§ **Extracted information**:
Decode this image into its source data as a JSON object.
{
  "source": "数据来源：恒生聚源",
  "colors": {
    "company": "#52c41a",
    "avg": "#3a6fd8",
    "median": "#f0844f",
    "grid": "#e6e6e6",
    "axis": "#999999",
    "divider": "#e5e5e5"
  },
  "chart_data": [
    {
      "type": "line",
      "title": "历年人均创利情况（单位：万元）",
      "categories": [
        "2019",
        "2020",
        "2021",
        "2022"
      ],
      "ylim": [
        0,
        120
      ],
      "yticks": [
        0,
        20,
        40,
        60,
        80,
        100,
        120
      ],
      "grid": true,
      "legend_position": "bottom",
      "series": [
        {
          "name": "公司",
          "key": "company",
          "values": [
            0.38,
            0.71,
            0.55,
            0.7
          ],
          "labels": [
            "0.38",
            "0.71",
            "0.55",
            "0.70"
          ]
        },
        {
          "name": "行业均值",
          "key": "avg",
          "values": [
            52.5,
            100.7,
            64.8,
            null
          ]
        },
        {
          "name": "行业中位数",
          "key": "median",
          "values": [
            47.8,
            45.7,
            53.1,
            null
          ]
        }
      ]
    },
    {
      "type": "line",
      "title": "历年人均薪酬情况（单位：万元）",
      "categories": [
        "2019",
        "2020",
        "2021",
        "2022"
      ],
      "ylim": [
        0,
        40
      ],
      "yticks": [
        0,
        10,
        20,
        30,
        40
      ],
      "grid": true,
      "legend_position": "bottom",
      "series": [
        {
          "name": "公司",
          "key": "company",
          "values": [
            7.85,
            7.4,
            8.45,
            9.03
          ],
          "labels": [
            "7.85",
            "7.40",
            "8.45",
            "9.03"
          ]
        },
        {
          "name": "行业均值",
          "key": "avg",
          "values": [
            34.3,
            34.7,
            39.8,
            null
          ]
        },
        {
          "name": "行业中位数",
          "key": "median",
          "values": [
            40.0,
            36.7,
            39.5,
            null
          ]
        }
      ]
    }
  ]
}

§ **Problem description**: Extract the complete listing verbatim.

§ **Full response**:
Decode this image into its source data as a JSON object.
{
  "source": "数据来源：恒生聚源",
  "colors": {
    "company": "#52c41a",
    "avg": "#3a6fd8",
    "median": "#f0844f",
    "grid": "#e6e6e6",
    "axis": "#999999",
    "divider": "#e5e5e5"
  },
  "chart_data": [
    {
      "type": "line",
      "title": "历年人均创利情况（单位：万元）",
      "categories": [
        "2019",
        "2020",
        "2021",
        "2022"
      ],
      "ylim": [
        0,
        120
      ],
      "yticks": [
        0,
        20,
        40,
        60,
        80,
        100,
        120
      ],
      "grid": true,
      "legend_position": "bottom",
      "series": [
        {
          "name": "公司",
          "key": "company",
          "values": [
            0.38,
            0.71,
            0.55,
            0.7
          ],
          "labels": [
            "0.38",
            "0.71",
            "0.55",
            "0.70"
          ]
        },
        {
          "name": "行业均值",
          "key": "avg",
          "values": [
            52.5,
            100.7,
            64.8,
            null
          ]
        },
        {
          "name": "行业中位数",
          "key": "median",
          "values": [
            47.8,
            45.7,
            53.1,
            null
          ]
        }
      ]
    },
    {
      "type": "line",
      "title": "历年人均薪酬情况（单位：万元）",
      "categories": [
        "2019",
        "2020",
        "2021",
        "2022"
      ],
      "ylim": [
        0,
        40
      ],
      "yticks": [
        0,
        10,
        20,
        30,
        40
      ],
      "grid": true,
      "legend_position": "bottom",
      "series": [
        {
          "name": "公司",
          "key": "company",
          "values": [
            7.85,
            7.4,
            8.45,
            9.03
          ],
          "labels": [
            "7.85",
            "7.40",
            "8.45",
            "9.03"
          ]
        },
        {
          "name": "行业均值",
          "key": "avg",
          "values": [
            34.3,
            34.7,
            39.8,
            null
          ]
        },
        {
          "name": "行业中位数",
          "key": "median",
          "values": [
            40.0,
            36.7,
            39.5,
            null
          ]
        }
      ]
    }
  ]
}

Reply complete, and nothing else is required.